======== Materials provided

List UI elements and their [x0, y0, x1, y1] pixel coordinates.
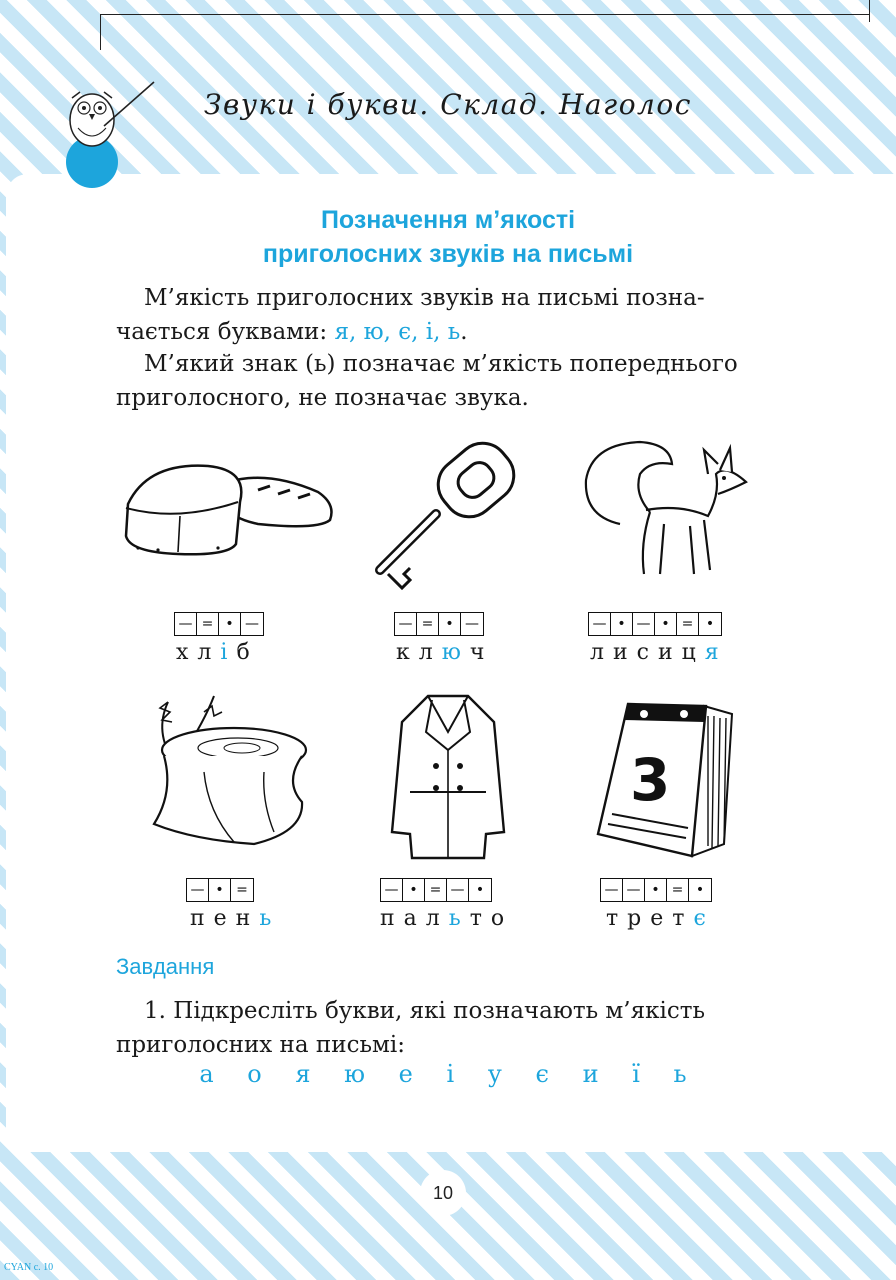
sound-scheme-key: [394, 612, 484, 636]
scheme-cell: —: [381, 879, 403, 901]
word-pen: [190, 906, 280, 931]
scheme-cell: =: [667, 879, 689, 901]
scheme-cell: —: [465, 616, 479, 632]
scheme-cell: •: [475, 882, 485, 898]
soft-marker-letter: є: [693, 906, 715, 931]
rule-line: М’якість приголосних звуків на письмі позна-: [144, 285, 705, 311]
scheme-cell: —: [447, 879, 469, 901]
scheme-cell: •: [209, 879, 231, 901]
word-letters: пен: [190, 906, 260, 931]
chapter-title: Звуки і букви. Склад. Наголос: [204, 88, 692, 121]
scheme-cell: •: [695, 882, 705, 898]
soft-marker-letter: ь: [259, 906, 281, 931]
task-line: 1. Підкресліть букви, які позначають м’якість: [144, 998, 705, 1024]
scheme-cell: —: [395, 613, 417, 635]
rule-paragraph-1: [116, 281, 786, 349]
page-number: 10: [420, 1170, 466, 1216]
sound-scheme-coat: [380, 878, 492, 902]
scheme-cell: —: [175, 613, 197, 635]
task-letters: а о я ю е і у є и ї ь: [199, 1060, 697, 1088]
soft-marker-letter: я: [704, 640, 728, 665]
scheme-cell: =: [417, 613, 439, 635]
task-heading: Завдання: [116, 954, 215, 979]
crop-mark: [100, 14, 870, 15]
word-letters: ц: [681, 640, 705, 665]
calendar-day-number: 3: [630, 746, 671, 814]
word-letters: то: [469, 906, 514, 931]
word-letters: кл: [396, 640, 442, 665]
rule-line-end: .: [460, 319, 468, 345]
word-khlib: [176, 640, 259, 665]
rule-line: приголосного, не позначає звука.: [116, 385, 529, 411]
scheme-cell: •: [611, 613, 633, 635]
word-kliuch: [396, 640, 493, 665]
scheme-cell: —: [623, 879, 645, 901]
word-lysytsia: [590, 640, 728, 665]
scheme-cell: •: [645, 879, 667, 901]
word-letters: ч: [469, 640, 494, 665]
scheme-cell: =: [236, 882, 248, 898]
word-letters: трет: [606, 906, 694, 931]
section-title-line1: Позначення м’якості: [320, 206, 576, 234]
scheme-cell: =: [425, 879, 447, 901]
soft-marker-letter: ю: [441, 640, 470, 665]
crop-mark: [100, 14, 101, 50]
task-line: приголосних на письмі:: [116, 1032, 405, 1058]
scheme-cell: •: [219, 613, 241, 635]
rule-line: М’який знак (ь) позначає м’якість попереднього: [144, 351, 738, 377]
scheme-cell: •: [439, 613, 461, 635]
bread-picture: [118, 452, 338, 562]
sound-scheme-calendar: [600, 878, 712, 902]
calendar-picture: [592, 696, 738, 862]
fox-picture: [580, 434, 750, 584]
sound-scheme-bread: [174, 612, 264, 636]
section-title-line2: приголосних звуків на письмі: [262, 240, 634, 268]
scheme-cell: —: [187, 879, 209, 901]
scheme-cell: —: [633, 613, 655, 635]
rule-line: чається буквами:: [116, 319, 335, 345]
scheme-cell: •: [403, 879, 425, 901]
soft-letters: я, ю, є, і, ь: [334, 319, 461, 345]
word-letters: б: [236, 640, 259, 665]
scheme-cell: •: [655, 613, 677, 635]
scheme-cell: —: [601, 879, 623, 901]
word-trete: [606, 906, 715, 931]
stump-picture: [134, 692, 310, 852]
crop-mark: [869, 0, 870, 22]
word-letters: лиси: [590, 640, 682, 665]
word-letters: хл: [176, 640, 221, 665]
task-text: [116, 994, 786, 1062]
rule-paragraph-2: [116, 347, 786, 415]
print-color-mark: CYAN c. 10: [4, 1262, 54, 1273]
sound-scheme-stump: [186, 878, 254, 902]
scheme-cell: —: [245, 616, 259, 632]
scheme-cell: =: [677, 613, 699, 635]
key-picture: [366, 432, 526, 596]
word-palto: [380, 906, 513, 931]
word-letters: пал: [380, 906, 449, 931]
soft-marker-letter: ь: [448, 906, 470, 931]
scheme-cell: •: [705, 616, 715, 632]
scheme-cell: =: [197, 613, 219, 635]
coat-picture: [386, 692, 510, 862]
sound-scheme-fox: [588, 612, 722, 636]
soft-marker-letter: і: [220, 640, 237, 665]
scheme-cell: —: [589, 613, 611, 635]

================

Starting at the line that contains "sound-scheme-key: [394, 612, 484, 636]" and ending after the line that contains "scheme-cell: •: [695, 882, 705, 898]", rewrite those rows, changing "word-letters" to "word-fragment" and leaving everything else the same. Return only those lines.

sound-scheme-key: [394, 612, 484, 636]
scheme-cell: —: [381, 879, 403, 901]
word-pen: [190, 906, 280, 931]
scheme-cell: =: [667, 879, 689, 901]
scheme-cell: —: [465, 616, 479, 632]
scheme-cell: •: [475, 882, 485, 898]
soft-marker-letter: є: [693, 906, 715, 931]
rule-line: М’якість приголосних звуків на письмі позна-: [144, 285, 705, 311]
scheme-cell: —: [447, 879, 469, 901]
scheme-cell: •: [209, 879, 231, 901]
word-fragment: пен: [190, 906, 260, 931]
chapter-title: Звуки і букви. Склад. Наголос: [204, 88, 692, 121]
scheme-cell: •: [695, 882, 705, 898]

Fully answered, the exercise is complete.